→ **TAREA REQUERIDA**:
Copia literalmente las filas comprendidas entre la que contiene "Patent image size: (510, 668)." y la que contiene "The apertures 208 is at (345, 345).", incluidas ambas.

→ **FILAS MOSTRADAS**:
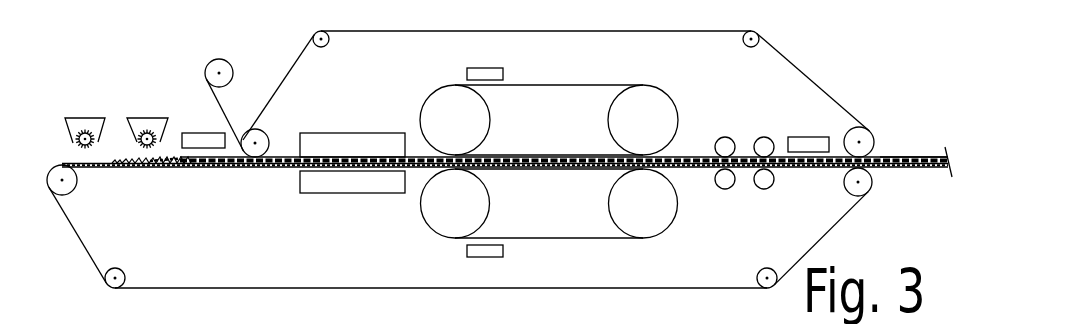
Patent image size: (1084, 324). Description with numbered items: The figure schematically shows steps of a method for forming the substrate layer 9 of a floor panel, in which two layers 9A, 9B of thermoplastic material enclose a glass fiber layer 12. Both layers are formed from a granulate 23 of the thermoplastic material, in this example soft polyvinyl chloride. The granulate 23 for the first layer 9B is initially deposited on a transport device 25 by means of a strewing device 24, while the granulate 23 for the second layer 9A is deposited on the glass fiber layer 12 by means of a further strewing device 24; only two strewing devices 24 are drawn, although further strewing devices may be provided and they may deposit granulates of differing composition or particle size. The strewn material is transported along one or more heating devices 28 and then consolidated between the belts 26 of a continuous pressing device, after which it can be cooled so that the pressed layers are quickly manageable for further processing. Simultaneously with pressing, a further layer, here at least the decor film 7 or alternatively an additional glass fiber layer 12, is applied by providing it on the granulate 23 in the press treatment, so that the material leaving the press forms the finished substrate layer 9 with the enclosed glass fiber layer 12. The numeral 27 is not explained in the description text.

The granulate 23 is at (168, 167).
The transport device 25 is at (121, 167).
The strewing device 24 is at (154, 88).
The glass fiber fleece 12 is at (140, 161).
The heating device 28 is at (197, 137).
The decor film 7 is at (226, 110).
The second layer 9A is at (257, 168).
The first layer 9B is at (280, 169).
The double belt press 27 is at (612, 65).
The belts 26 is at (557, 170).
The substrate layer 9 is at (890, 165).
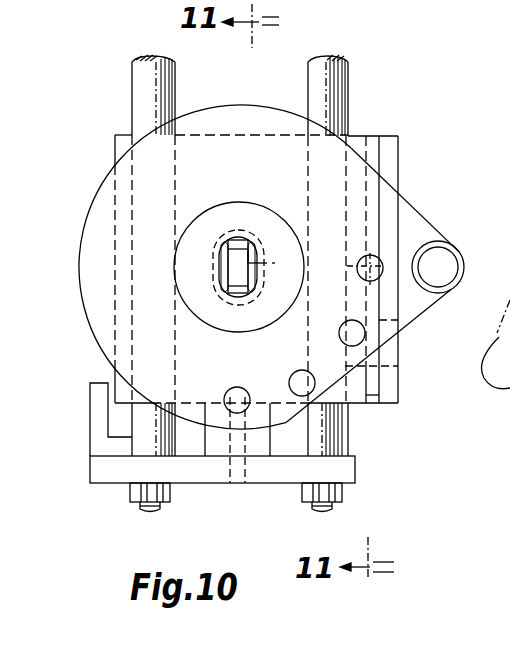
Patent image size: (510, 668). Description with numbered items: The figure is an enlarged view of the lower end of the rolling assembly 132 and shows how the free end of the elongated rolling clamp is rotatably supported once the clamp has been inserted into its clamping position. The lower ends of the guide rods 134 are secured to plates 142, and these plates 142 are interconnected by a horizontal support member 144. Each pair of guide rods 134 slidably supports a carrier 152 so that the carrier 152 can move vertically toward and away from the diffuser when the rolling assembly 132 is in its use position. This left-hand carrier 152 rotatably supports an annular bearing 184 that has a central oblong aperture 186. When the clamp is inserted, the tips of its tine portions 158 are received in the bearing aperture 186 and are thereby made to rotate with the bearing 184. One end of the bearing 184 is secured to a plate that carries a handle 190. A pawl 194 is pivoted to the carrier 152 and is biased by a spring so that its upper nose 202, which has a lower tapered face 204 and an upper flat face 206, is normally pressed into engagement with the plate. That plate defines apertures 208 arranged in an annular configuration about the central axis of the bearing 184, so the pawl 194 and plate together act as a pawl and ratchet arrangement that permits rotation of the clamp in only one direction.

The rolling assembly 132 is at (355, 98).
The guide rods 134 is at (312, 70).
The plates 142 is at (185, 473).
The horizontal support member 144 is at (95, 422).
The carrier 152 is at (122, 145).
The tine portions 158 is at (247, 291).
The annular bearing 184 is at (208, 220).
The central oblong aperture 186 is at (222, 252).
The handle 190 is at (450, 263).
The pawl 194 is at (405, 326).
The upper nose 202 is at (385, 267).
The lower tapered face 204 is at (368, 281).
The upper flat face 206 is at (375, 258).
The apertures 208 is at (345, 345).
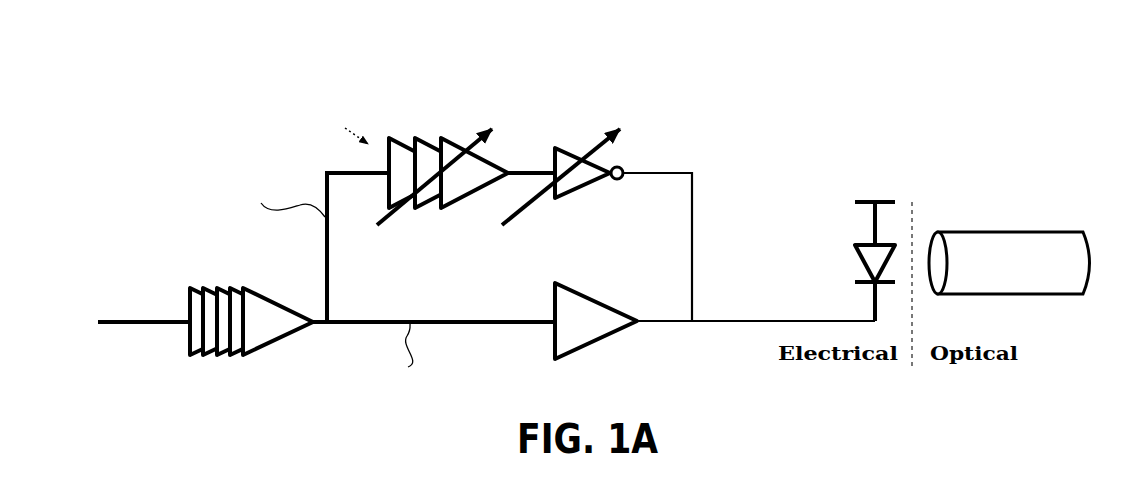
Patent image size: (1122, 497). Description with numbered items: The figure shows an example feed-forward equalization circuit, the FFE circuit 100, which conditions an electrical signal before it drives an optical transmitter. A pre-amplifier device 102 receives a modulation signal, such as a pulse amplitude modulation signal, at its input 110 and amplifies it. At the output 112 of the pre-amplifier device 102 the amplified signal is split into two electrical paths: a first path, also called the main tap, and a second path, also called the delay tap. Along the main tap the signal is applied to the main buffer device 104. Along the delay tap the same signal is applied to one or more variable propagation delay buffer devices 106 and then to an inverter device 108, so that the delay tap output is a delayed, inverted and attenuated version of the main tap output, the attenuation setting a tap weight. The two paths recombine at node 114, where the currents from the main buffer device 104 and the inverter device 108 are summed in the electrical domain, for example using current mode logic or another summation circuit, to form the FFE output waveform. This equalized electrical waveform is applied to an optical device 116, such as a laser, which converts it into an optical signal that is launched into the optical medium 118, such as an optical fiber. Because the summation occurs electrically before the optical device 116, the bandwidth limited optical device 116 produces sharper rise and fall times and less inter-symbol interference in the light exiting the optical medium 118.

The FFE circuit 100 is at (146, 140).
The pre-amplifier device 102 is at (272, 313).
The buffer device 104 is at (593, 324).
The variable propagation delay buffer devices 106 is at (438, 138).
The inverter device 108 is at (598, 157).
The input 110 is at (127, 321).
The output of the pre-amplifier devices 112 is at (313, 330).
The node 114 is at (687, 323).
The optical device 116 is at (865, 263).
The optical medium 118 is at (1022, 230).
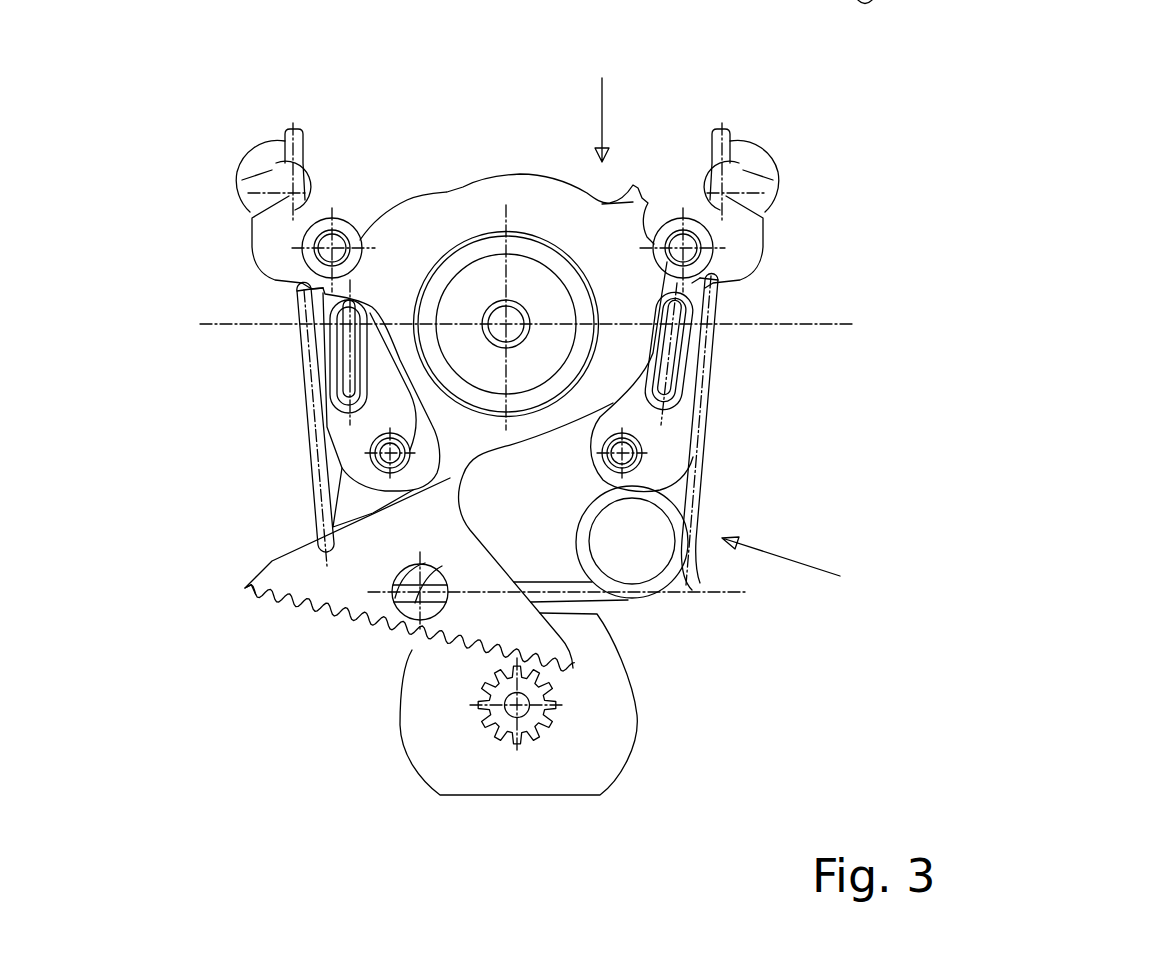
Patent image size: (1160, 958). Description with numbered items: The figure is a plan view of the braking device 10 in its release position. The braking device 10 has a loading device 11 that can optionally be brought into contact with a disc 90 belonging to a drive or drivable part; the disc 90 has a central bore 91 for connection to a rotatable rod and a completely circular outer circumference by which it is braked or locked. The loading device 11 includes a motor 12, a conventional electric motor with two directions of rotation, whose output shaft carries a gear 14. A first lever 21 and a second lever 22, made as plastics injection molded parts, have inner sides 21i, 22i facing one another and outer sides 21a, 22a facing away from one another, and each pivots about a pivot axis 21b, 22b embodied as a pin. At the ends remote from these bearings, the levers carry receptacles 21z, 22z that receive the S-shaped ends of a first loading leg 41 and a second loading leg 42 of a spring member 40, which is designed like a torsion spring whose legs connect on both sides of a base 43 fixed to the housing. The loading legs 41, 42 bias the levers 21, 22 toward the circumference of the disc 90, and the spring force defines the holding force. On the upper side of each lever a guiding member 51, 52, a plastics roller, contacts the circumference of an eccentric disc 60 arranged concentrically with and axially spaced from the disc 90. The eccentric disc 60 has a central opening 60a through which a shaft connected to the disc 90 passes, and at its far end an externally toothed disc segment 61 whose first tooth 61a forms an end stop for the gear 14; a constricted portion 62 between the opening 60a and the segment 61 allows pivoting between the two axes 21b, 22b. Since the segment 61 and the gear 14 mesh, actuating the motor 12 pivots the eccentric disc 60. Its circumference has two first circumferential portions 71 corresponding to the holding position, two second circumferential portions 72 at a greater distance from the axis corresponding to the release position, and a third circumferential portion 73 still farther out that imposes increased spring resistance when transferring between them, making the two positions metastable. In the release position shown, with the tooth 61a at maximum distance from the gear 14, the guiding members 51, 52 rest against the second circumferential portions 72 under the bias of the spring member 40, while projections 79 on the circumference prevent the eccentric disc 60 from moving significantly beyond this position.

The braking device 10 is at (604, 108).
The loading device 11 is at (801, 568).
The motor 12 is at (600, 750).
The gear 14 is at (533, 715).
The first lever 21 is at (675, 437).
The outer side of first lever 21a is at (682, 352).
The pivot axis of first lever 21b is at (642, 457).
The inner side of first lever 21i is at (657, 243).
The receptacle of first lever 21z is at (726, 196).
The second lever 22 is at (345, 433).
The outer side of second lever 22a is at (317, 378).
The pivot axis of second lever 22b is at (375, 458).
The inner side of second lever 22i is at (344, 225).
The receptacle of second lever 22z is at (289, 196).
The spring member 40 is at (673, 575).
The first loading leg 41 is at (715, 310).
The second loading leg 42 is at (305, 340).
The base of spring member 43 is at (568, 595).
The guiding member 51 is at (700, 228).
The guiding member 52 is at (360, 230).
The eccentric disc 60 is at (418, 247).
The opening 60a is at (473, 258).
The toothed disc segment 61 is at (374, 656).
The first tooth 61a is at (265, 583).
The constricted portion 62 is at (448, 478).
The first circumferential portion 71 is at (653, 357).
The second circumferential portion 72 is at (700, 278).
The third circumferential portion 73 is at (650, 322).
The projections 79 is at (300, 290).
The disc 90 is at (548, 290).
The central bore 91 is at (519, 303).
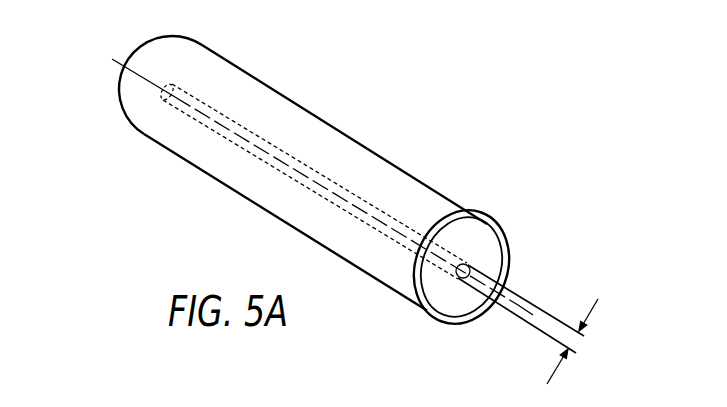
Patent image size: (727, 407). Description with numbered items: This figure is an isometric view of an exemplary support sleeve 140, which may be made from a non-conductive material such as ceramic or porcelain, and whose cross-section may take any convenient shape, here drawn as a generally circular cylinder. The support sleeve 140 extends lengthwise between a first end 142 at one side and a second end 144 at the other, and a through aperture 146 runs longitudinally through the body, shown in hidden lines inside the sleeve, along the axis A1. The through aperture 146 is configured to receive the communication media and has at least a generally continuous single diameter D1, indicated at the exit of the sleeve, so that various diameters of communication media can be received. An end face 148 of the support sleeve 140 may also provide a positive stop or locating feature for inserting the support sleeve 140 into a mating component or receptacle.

→ **RESPUESTA**:
Patent image size: (510, 668). Description with numbered items: The figure is an enlarged view of the lower end of the rolling assembly 132 and shows how the free end of the elongated rolling clamp is rotatably supported once the clamp has been inserted into its clamping position. The lower ends of the guide rods 134 are secured to plates 142, and these plates 142 are interconnected by a horizontal support member 144. Each pair of guide rods 134 slidably supports a carrier 152 so that the carrier 152 can move vertically toward and away from the diffuser when the rolling assembly 132 is in its use position. This left-hand carrier 152 rotatably supports an annular bearing 184 that has a central oblong aperture 186. When the clamp is inserted, the tips of its tine portions 158 are received in the bearing aperture 186 and are thereby made to rotate with the bearing 184. One end of the bearing 184 is secured to a plate that carries a handle 190. A pawl 194 is pivoted to the carrier 152 and is biased by a spring so that its upper nose 202, which has a lower tapered face 204 and an upper flat face 206, is normally pressed into engagement with the plate. That plate defines apertures 208 arranged in an annular configuration about the central axis of the bearing 184, so the pawl 194 and plate together act as a pawl and ratchet arrangement that permits rotation of the clamp in only one direction.

The rolling assembly 132 is at (355, 98).
The guide rods 134 is at (312, 70).
The plates 142 is at (185, 473).
The horizontal support member 144 is at (95, 422).
The carrier 152 is at (122, 145).
The tine portions 158 is at (247, 291).
The annular bearing 184 is at (208, 220).
The central oblong aperture 186 is at (222, 252).
The handle 190 is at (450, 263).
The pawl 194 is at (405, 326).
The upper nose 202 is at (385, 267).
The lower tapered face 204 is at (368, 281).
The upper flat face 206 is at (375, 258).
The apertures 208 is at (345, 345).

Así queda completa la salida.